Determine how many lines in the data below contain "icon" and write only that number.

******

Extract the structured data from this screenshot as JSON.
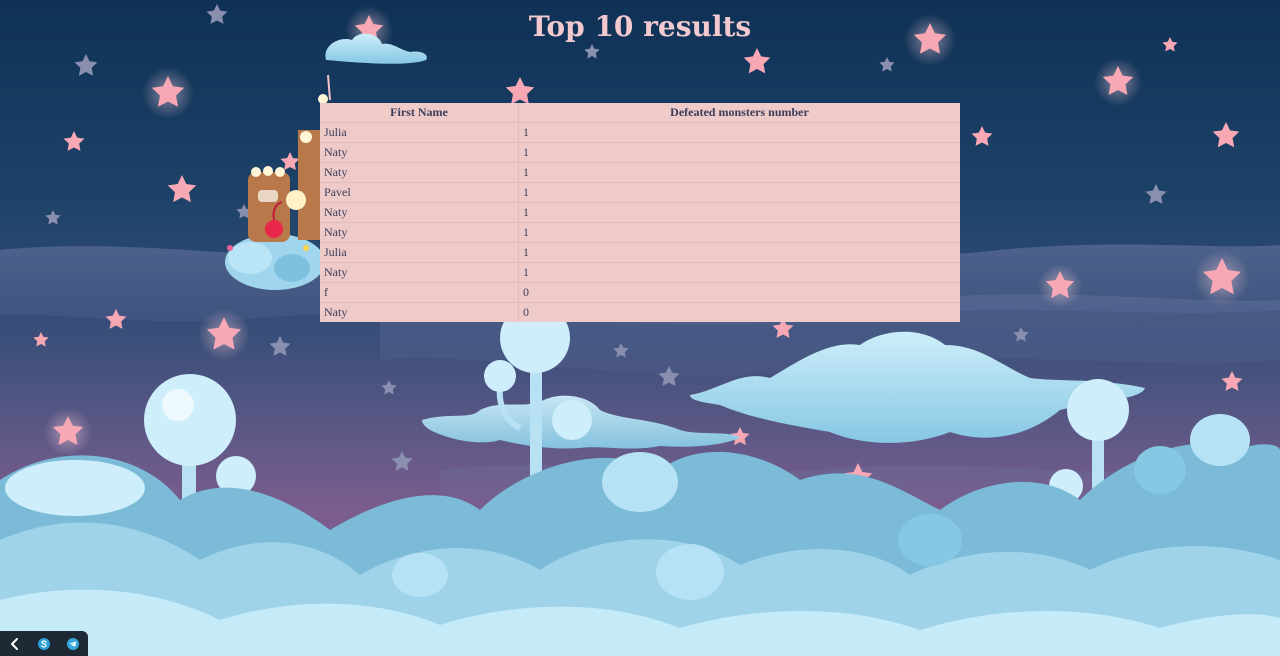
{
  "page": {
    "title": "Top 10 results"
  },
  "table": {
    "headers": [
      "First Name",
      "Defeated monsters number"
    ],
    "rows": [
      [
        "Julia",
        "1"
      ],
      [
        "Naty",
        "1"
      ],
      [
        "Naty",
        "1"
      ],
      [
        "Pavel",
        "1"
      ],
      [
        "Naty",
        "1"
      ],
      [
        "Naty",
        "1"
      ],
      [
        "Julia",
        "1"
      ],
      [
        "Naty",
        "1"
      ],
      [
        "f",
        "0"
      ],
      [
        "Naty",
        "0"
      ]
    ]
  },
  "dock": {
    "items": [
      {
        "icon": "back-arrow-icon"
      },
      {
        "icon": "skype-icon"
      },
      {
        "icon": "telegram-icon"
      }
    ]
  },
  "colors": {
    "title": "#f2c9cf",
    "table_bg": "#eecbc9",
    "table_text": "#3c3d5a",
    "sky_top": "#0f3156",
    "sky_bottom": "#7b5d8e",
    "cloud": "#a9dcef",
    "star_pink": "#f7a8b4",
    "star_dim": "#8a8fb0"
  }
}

******

*Response to the task:* 3